(What is required): Reproduce everything from the very start of the material down to the line containing "edit-row-link[interactable]: Изменить [727, 1097, 777, 1109]", with both ends included and every line unchanged.

(Listed records):
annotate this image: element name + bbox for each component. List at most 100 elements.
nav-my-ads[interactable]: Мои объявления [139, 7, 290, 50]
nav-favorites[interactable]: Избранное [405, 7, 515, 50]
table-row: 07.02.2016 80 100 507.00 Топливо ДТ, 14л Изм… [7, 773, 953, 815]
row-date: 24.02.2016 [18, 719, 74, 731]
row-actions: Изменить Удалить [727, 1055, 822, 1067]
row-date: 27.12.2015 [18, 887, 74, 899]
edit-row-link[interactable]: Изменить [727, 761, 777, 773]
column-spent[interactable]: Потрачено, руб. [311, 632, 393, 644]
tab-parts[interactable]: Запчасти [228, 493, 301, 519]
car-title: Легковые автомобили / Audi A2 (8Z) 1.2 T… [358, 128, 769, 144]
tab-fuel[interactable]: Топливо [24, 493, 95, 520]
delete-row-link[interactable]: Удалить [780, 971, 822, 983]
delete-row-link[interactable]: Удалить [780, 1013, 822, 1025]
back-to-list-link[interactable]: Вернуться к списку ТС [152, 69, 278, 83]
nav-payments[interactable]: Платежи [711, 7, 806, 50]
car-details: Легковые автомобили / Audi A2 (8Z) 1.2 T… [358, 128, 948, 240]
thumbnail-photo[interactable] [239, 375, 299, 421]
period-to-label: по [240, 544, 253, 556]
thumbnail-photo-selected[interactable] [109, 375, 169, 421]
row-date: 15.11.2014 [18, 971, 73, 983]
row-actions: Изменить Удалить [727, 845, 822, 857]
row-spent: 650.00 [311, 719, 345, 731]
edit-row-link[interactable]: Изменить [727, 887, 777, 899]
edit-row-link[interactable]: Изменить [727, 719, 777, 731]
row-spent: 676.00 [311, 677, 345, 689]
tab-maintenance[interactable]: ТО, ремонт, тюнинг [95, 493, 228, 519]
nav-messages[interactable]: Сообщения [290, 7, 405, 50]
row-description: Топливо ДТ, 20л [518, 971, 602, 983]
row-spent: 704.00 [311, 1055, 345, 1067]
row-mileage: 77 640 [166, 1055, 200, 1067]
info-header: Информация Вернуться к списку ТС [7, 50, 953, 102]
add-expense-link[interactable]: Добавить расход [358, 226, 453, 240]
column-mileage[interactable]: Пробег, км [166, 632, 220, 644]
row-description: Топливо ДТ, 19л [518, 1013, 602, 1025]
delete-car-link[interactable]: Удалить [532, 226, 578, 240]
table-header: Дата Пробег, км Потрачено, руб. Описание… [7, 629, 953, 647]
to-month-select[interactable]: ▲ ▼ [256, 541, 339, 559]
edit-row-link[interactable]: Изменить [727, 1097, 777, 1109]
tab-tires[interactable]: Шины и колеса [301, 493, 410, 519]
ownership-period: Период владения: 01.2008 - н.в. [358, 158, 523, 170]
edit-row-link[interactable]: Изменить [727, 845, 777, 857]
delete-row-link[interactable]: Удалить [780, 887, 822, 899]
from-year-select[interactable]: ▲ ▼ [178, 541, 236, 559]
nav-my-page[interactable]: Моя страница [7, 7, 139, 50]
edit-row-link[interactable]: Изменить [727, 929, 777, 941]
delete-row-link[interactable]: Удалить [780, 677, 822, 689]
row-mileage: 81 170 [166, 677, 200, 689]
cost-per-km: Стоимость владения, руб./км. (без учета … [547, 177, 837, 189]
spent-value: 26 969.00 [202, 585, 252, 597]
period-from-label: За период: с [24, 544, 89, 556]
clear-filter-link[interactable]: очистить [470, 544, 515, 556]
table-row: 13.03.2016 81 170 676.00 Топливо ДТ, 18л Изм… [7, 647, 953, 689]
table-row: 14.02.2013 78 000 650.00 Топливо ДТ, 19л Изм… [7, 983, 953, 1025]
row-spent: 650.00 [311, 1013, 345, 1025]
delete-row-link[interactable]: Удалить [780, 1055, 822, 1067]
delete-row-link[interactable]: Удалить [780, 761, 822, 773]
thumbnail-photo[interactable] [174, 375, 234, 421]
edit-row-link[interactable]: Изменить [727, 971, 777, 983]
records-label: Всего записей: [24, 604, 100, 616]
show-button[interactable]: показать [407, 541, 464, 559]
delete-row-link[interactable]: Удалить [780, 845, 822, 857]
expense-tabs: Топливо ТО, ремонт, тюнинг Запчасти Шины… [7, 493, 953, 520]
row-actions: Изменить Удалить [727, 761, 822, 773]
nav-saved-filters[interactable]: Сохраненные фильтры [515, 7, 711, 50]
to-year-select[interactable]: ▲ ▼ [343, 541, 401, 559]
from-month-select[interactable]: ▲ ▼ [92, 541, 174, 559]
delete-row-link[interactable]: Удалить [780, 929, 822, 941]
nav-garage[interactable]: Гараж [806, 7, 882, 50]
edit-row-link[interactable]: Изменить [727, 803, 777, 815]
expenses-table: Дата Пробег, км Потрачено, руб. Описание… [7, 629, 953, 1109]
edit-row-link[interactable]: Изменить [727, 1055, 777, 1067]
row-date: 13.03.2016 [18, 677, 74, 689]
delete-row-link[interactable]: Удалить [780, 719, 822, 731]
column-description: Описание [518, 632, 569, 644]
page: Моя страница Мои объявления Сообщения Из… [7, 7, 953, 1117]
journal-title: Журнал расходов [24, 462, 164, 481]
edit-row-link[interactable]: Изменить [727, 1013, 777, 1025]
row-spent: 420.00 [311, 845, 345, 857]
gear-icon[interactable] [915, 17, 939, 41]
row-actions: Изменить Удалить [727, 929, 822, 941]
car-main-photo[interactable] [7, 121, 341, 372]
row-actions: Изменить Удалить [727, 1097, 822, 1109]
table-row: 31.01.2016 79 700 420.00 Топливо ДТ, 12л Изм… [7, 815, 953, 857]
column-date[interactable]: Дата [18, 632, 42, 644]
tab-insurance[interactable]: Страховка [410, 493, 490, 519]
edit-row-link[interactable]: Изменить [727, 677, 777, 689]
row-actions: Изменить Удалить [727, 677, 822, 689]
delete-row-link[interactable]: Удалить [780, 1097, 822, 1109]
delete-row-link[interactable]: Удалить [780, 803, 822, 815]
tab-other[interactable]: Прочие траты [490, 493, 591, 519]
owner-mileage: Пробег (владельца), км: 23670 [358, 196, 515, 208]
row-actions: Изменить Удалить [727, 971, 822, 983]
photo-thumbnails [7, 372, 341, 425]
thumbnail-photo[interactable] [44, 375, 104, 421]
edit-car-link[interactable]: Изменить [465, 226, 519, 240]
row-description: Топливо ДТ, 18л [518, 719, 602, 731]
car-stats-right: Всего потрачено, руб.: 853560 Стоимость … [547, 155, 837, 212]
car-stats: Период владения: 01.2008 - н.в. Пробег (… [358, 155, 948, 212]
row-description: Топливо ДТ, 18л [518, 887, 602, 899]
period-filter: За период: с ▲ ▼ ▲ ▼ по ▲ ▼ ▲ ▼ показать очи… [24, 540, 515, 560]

(Answer for the task):
annotate this image: element name + bbox for each component. List at most 100 elements.
nav-my-ads[interactable]: Мои объявления [139, 7, 290, 50]
nav-favorites[interactable]: Избранное [405, 7, 515, 50]
table-row: 07.02.2016 80 100 507.00 Топливо ДТ, 14л Изм… [7, 773, 953, 815]
row-date: 24.02.2016 [18, 719, 74, 731]
row-actions: Изменить Удалить [727, 1055, 822, 1067]
row-date: 27.12.2015 [18, 887, 74, 899]
edit-row-link[interactable]: Изменить [727, 761, 777, 773]
column-spent[interactable]: Потрачено, руб. [311, 632, 393, 644]
tab-parts[interactable]: Запчасти [228, 493, 301, 519]
car-title: Легковые автомобили / Audi A2 (8Z) 1.2 T… [358, 128, 769, 144]
tab-fuel[interactable]: Топливо [24, 493, 95, 520]
delete-row-link[interactable]: Удалить [780, 971, 822, 983]
delete-row-link[interactable]: Удалить [780, 1013, 822, 1025]
back-to-list-link[interactable]: Вернуться к списку ТС [152, 69, 278, 83]
nav-payments[interactable]: Платежи [711, 7, 806, 50]
car-details: Легковые автомобили / Audi A2 (8Z) 1.2 T… [358, 128, 948, 240]
thumbnail-photo[interactable] [239, 375, 299, 421]
period-to-label: по [240, 544, 253, 556]
thumbnail-photo-selected[interactable] [109, 375, 169, 421]
row-date: 15.11.2014 [18, 971, 73, 983]
row-actions: Изменить Удалить [727, 845, 822, 857]
row-spent: 650.00 [311, 719, 345, 731]
edit-row-link[interactable]: Изменить [727, 887, 777, 899]
edit-row-link[interactable]: Изменить [727, 719, 777, 731]
row-spent: 676.00 [311, 677, 345, 689]
tab-maintenance[interactable]: ТО, ремонт, тюнинг [95, 493, 228, 519]
nav-messages[interactable]: Сообщения [290, 7, 405, 50]
row-description: Топливо ДТ, 20л [518, 971, 602, 983]
row-spent: 704.00 [311, 1055, 345, 1067]
row-mileage: 77 640 [166, 1055, 200, 1067]
info-header: Информация Вернуться к списку ТС [7, 50, 953, 102]
add-expense-link[interactable]: Добавить расход [358, 226, 453, 240]
column-mileage[interactable]: Пробег, км [166, 632, 220, 644]
row-description: Топливо ДТ, 19л [518, 1013, 602, 1025]
delete-car-link[interactable]: Удалить [532, 226, 578, 240]
table-header: Дата Пробег, км Потрачено, руб. Описание… [7, 629, 953, 647]
to-month-select[interactable]: ▲ ▼ [256, 541, 339, 559]
edit-row-link[interactable]: Изменить [727, 1097, 777, 1109]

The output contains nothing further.